--- START ---

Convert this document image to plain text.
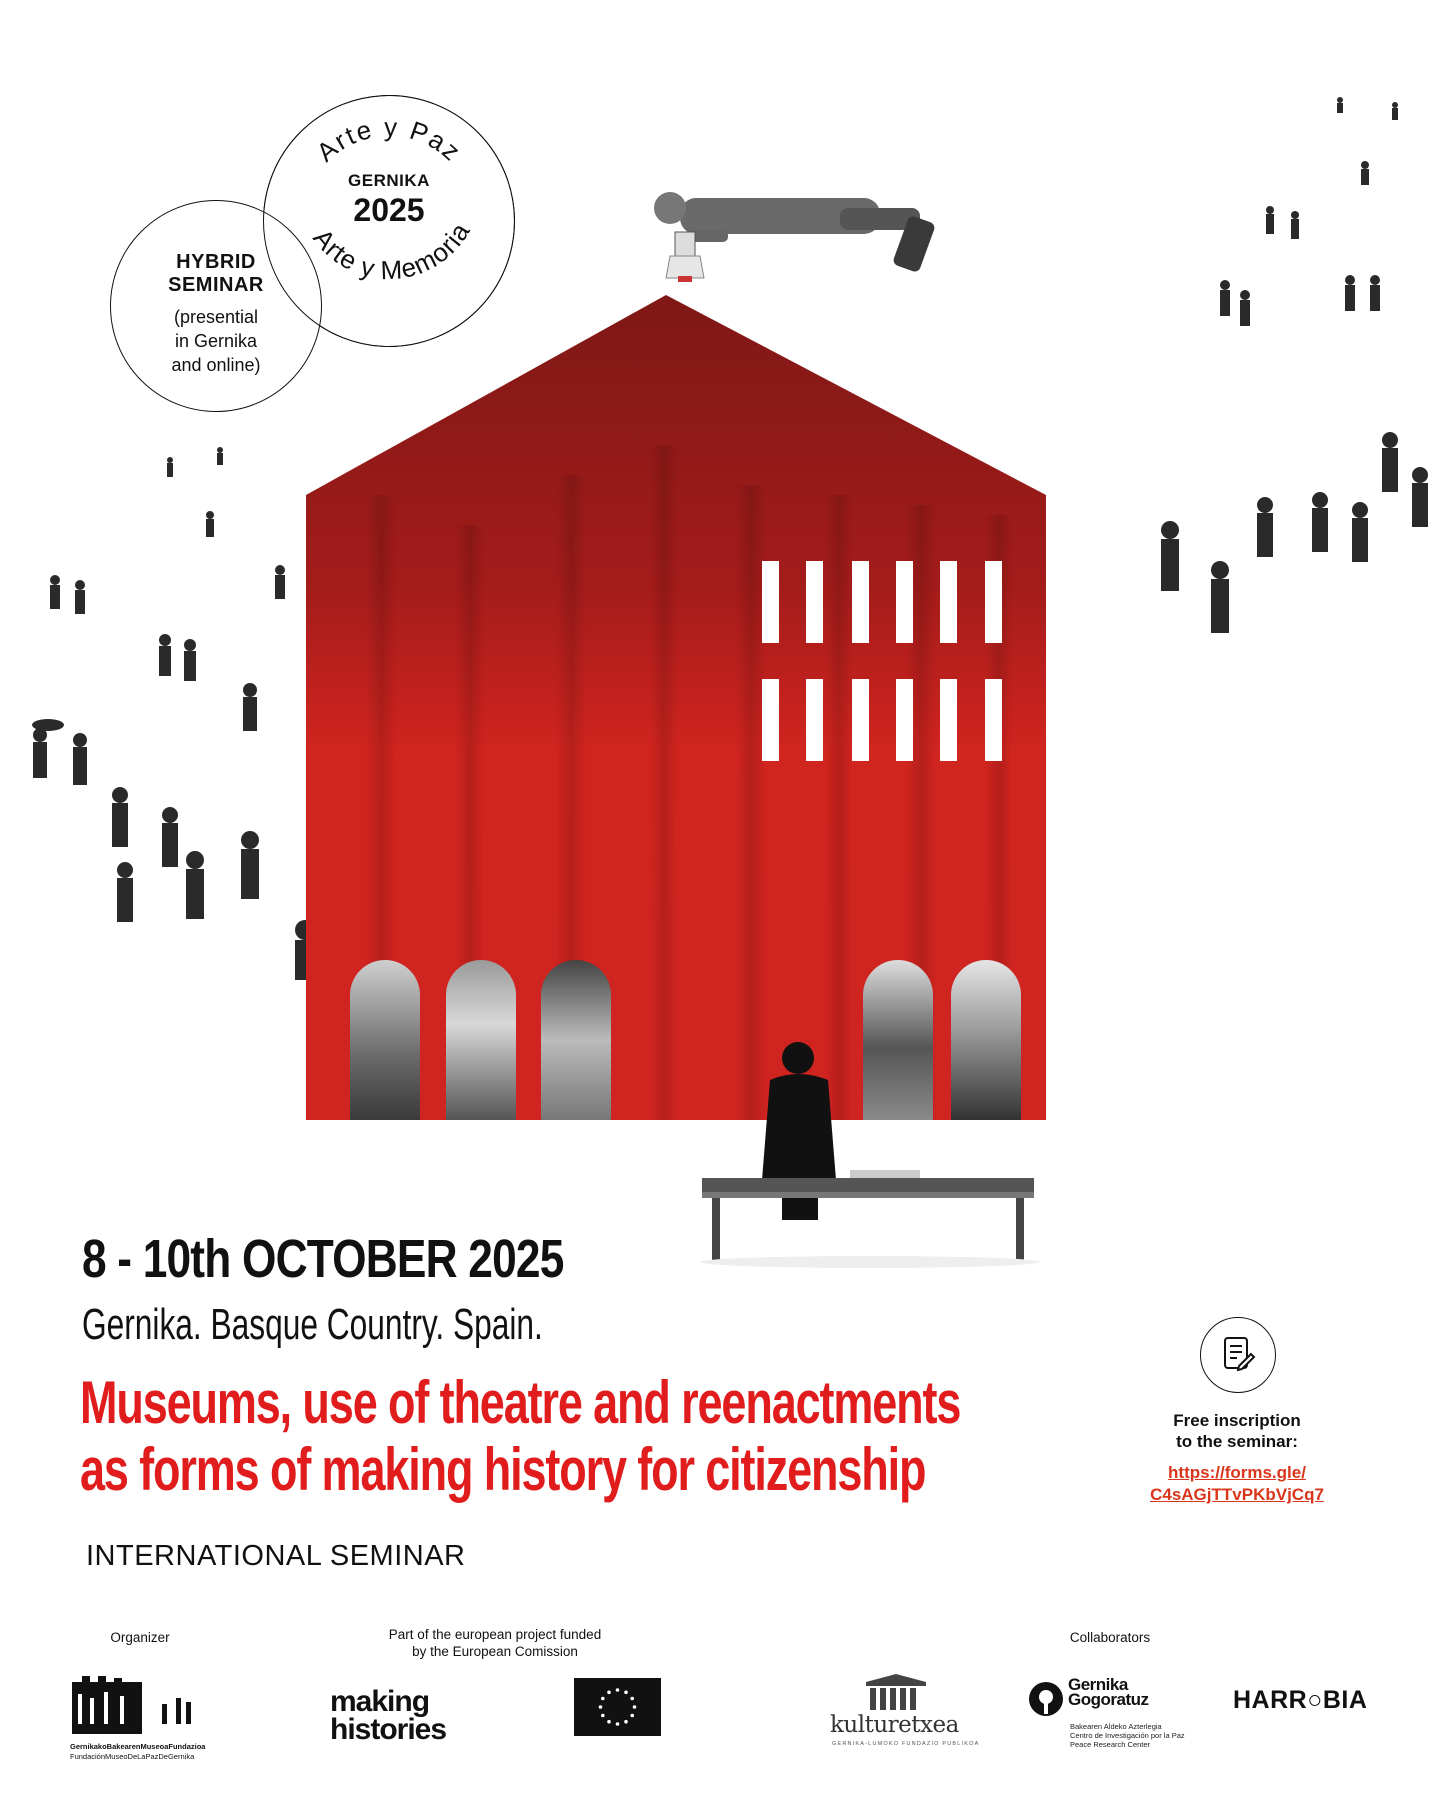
Arte y Paz
Arte y Memoria
GERNIKA
2025
HYBRID
SEMINAR
(presential
in Gernika
and online)
8 - 10th OCTOBER 2025
Gernika. Basque Country. Spain.
Museums, use of theatre and reenactments
as forms of making history for citizenship
INTERNATIONAL SEMINAR
Free inscription
to the seminar:
https://forms.gle/
C4sAGjTTvPKbVjCq7
Organizer
GernikakoBakearenMuseoaFundazioa
FundaciónMuseoDeLaPazDeGernika
Part of the european project funded
by the European Comission
making
histories
Collaborators
kulturetxea
GERNIKA-LUMOKO FUNDAZIO PUBLIKOA
Gernika
Gogoratuz
Bakearen Aldeko Azterlegia
Centro de Investigación por la Paz
Peace Research Center
HARR○BIA
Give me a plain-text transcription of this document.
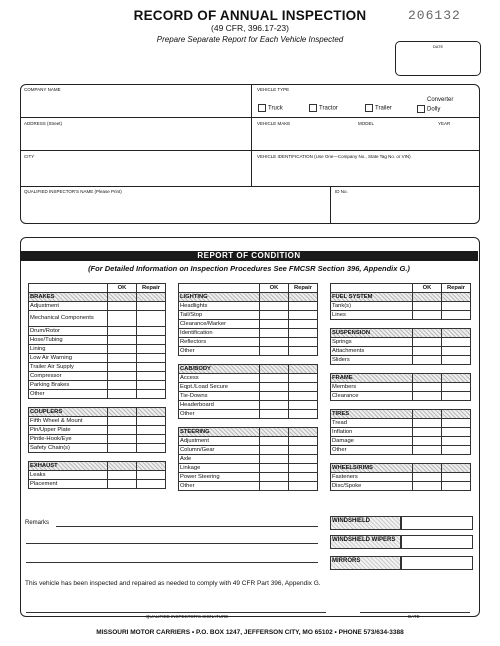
RECORD OF ANNUAL INSPECTION
(49 CFR, 396.17-23)
Prepare Separate Report for Each Vehicle Inspected
206132
DATE
COMPANY NAME	VEHICLE TYPE
Truck	Tractor	Trailer
Converter
Dolly
ADDRESS (Street)	VEHICLE MAKE	MODEL	YEAR
CITY	VEHICLE IDENTIFICATION (Use One—Company No., State Tag No. or VIN)
QUALIFIED INSPECTOR'S NAME (Please Print)	ID No.
REPORT OF CONDITION
(For Detailed Information on Inspection Procedures See FMCSR Section 396, Appendix G.)
	OK	Repair
BRAKES		
Adjustment		
Mechanical Components		
Drum/Rotor		
Hose/Tubing		
Lining		
Low Air Warning		
Trailer Air Supply		
Compressor		
Parking Brakes		
Other		

COUPLERS		
Fifth Wheel & Mount		
Pin/Upper Plate		
Pintle-Hook/Eye		
Safety Chain(s)		

EXHAUST		
Leaks		
Placement		
	OK	Repair
LIGHTING		
Headlights		
Tail/Stop		
Clearance/Marker		
Identification		
Reflectors		
Other		

CAB/BODY		
Access		
Eqpt./Load Secure		
Tie-Downs		
Headerboard		
Other		

STEERING		
Adjustment		
Column/Gear		
Axle		
Linkage		
Power Steering		
Other		
	OK	Repair
FUEL SYSTEM		
Tank(s)		
Lines		

SUSPENSION		
Springs		
Attachments		
Sliders		

FRAME		
Members		
Clearance		

TIRES		
Tread		
Inflation		
Damage		
Other		

WHEELS/RIMS		
Fasteners		
Disc/Spoke		
WINDSHIELD
WINDSHIELD WIPERS
MIRRORS
Remarks
This vehicle has been inspected and repaired as needed to comply with 49 CFR Part 396, Appendix G.
QUALIFIED INSPECTOR'S SIGNATURE	DATE
MISSOURI MOTOR CARRIERS • P.O. BOX 1247, JEFFERSON CITY, MO 65102 • PHONE 573/634-3388
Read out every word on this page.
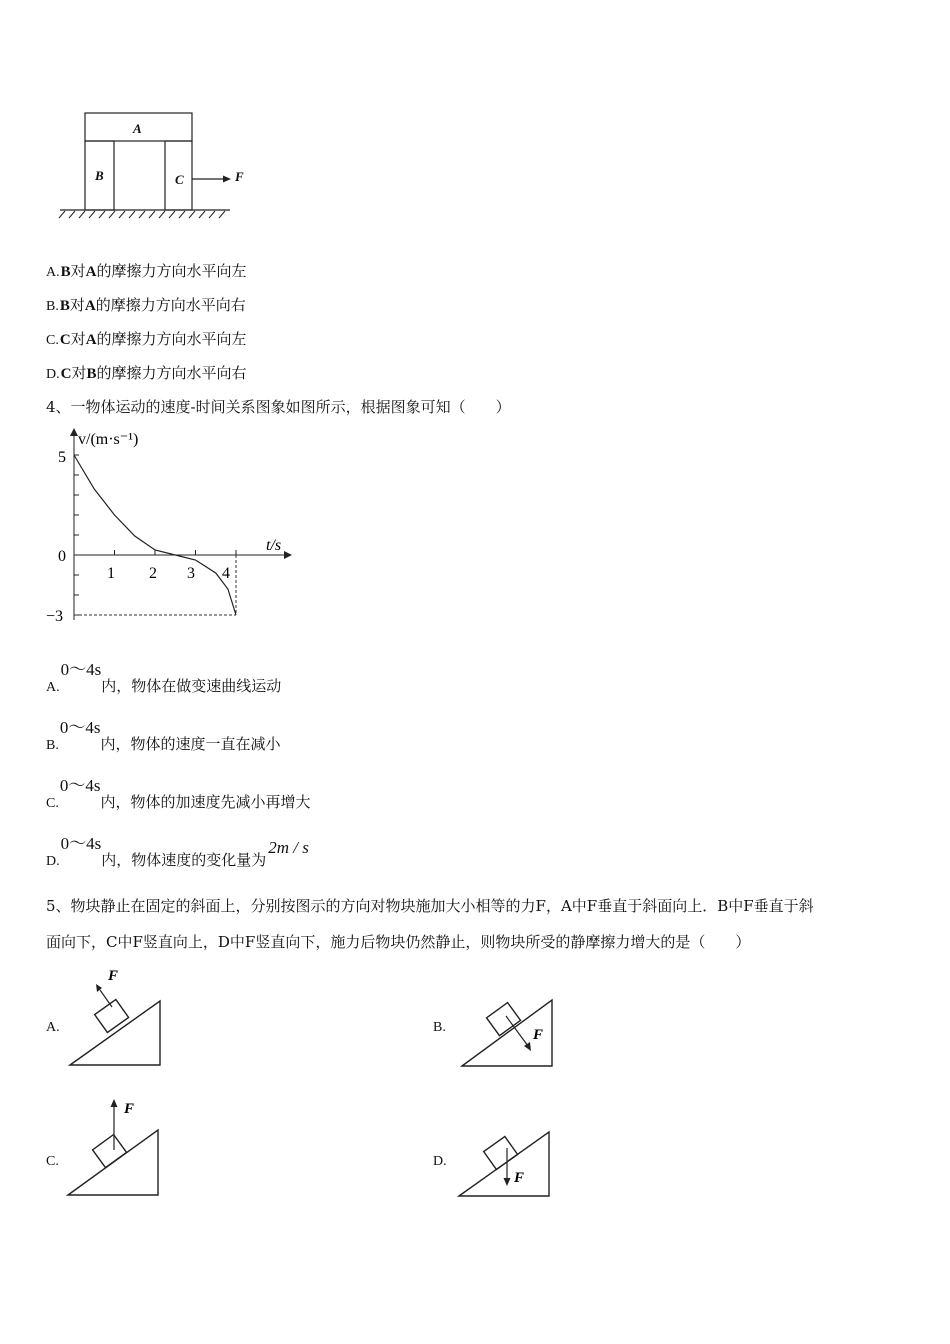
A
B	C	F
A.B对A的摩擦力方向水平向左
B.B对A的摩擦力方向水平向右
C.C对A的摩擦力方向水平向左
D.C对B的摩擦力方向水平向右
4、一物体运动的速度-时间关系图象如图所示，根据图象可知（　　）
v/(m·s⁻¹)
t/s
5
0
−3
1 2 3 4
A.0～4s内，物体在做变速曲线运动
B.0～4s内，物体的速度一直在减小
C.0～4s内，物体的加速度先减小再增大
D.0～4s内，物体速度的变化量为2m / s
5、物块静止在固定的斜面上，分别按图示的方向对物块施加大小相等的力F，A中F垂直于斜面向上．B中F垂直于斜
面向下，C中F竖直向上，D中F竖直向下，施力后物块仍然静止，则物块所受的静摩擦力增大的是（　　）
A.
F
B.	F
C.
F
D.
F
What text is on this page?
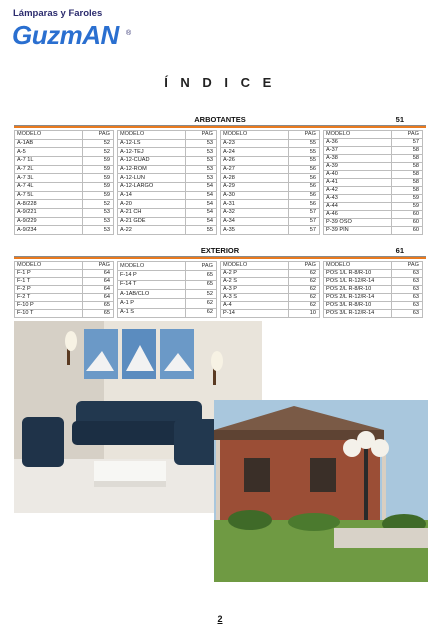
Lámparas y Faroles
GuzmAN ®
Í N D I C E
ARBOTANTES	51
MODELO	PAG
A-1AB	52
A-5	52
A-7 1L	59
A-7 2L	59
A-7 3L	59
A-7 4L	59
A-7 5L	59
A-8/228	52
A-9/221	53
A-9/229	53
A-9/234	53
MODELO	PAG
A-12-LS	53
A-12-TEJ	53
A-12-CUAD	53
A-12-ROM	53
A-12-LUN	53
A-12-LARGO	54
A-14	54
A-20	54
A-21 CH	54
A-21 GDE	54
A-22	55
MODELO	PAG
A-23	55
A-24	55
A-26	55
A-27	56
A-28	56
A-29	56
A-30	56
A-31	56
A-32	57
A-34	57
A-35	57
MODELO	PAG
A-36	57
A-37	58
A-38	58
A-39	58
A-40	58
A-41	58
A-42	58
A-43	59
A-44	59
A-46	60
P-39 OSO	60
P-39 PIN	60
EXTERIOR	61
MODELO	PAG
F-1 P	64
F-1 T	64
F-2 P	64
F-2 T	64
F-10 P	65
F-10 T	65
MODELO	PAG
F-14 P	65
F-14 T	65
A-1AB/CLO	52
A-1 P	62
A-1 S	62
MODELO	PAG
A-2 P	62
A-2 S	62
A-3 P	62
A-3 S	62
A-4	62
P-14	10
MODELO	PAG
POS 1/L R-8/R-10	63
POS 1/L R-12/R-14	63
POS 2/L R-8/R-10	63
POS 2/L R-12/R-14	63
POS 3/L R-8/R-10	63
POS 3/L R-12/R-14	63
2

--- END ---

> [What this task involves] Every record gets retyped exactly; no picture goes into the copy.

> [The completed task]
Convert this document image to plain text.
Arte y Paz
Arte y Memoria
GERNIKA
2025
HYBRID
SEMINAR
(presential
in Gernika
and online)
8 - 10th OCTOBER 2025
Gernika. Basque Country. Spain.
Museums, use of theatre and reenactments
as forms of making history for citizenship
INTERNATIONAL SEMINAR
Free inscription
to the seminar:
https://forms.gle/
C4sAGjTTvPKbVjCq7
Organizer
GernikakoBakearenMuseoaFundazioa
FundaciónMuseoDeLaPazDeGernika
Part of the european project funded
by the European Comission
making
histories
Collaborators
kulturetxea
GERNIKA-LUMOKO FUNDAZIO PUBLIKOA
Gernika
Gogoratuz
Bakearen Aldeko Azterlegia
Centro de Investigación por la Paz
Peace Research Center
HARR○BIA
Give me a plain-text transcription of this document.
RECORD OF ANNUAL INSPECTION
(49 CFR, 396.17-23)
Prepare Separate Report for Each Vehicle Inspected
206132
DATE
COMPANY NAME	VEHICLE TYPE
Truck	Tractor	Trailer
Converter
Dolly
ADDRESS (Street)	VEHICLE MAKE	MODEL	YEAR
CITY	VEHICLE IDENTIFICATION (Use One—Company No., State Tag No. or VIN)
QUALIFIED INSPECTOR'S NAME (Please Print)	ID No.
REPORT OF CONDITION
(For Detailed Information on Inspection Procedures See FMCSR Section 396, Appendix G.)
	OK	Repair
BRAKES		
Adjustment		
Mechanical Components		
Drum/Rotor		
Hose/Tubing		
Lining		
Low Air Warning		
Trailer Air Supply		
Compressor		
Parking Brakes		
Other		

COUPLERS		
Fifth Wheel & Mount		
Pin/Upper Plate		
Pintle-Hook/Eye		
Safety Chain(s)		

EXHAUST		
Leaks		
Placement		
	OK	Repair
LIGHTING		
Headlights		
Tail/Stop		
Clearance/Marker		
Identification		
Reflectors		
Other		

CAB/BODY		
Access		
Eqpt./Load Secure		
Tie-Downs		
Headerboard		
Other		

STEERING		
Adjustment		
Column/Gear		
Axle		
Linkage		
Power Steering		
Other		
	OK	Repair
FUEL SYSTEM		
Tank(s)		
Lines		

SUSPENSION		
Springs		
Attachments		
Sliders		

FRAME		
Members		
Clearance		

TIRES		
Tread		
Inflation		
Damage		
Other		

WHEELS/RIMS		
Fasteners		
Disc/Spoke		
WINDSHIELD
WINDSHIELD WIPERS
MIRRORS
Remarks
This vehicle has been inspected and repaired as needed to comply with 49 CFR Part 396, Appendix G.
QUALIFIED INSPECTOR'S SIGNATURE	DATE
MISSOURI MOTOR CARRIERS • P.O. BOX 1247, JEFFERSON CITY, MO 65102 • PHONE 573/634-3388
Read out every word on this page.
A
B	C	F
A.B对A的摩擦力方向水平向左
B.B对A的摩擦力方向水平向右
C.C对A的摩擦力方向水平向左
D.C对B的摩擦力方向水平向右
4、一物体运动的速度-时间关系图象如图所示，根据图象可知（　　）
v/(m·s⁻¹)
t/s
5
0
−3
1 2 3 4
A.0～4s内，物体在做变速曲线运动
B.0～4s内，物体的速度一直在减小
C.0～4s内，物体的加速度先减小再增大
D.0～4s内，物体速度的变化量为2m / s
5、物块静止在固定的斜面上，分别按图示的方向对物块施加大小相等的力F，A中F垂直于斜面向上．B中F垂直于斜
面向下，C中F竖直向上，D中F竖直向下，施力后物块仍然静止，则物块所受的静摩擦力增大的是（　　）
A.
F
B.	F
C.
F
D.
F
What text is on this page?
Lámparas y Faroles
GuzmAN ®
Í N D I C E
ARBOTANTES	51
MODELO	PAG
A-1AB	52
A-5	52
A-7 1L	59
A-7 2L	59
A-7 3L	59
A-7 4L	59
A-7 5L	59
A-8/228	52
A-9/221	53
A-9/229	53
A-9/234	53
MODELO	PAG
A-12-LS	53
A-12-TEJ	53
A-12-CUAD	53
A-12-ROM	53
A-12-LUN	53
A-12-LARGO	54
A-14	54
A-20	54
A-21 CH	54
A-21 GDE	54
A-22	55
MODELO	PAG
A-23	55
A-24	55
A-26	55
A-27	56
A-28	56
A-29	56
A-30	56
A-31	56
A-32	57
A-34	57
A-35	57
MODELO	PAG
A-36	57
A-37	58
A-38	58
A-39	58
A-40	58
A-41	58
A-42	58
A-43	59
A-44	59
A-46	60
P-39 OSO	60
P-39 PIN	60
EXTERIOR	61
MODELO	PAG
F-1 P	64
F-1 T	64
F-2 P	64
F-2 T	64
F-10 P	65
F-10 T	65
MODELO	PAG
F-14 P	65
F-14 T	65
A-1AB/CLO	52
A-1 P	62
A-1 S	62
MODELO	PAG
A-2 P	62
A-2 S	62
A-3 P	62
A-3 S	62
A-4	62
P-14	10
MODELO	PAG
POS 1/L R-8/R-10	63
POS 1/L R-12/R-14	63
POS 2/L R-8/R-10	63
POS 2/L R-12/R-14	63
POS 3/L R-8/R-10	63
POS 3/L R-12/R-14	63
2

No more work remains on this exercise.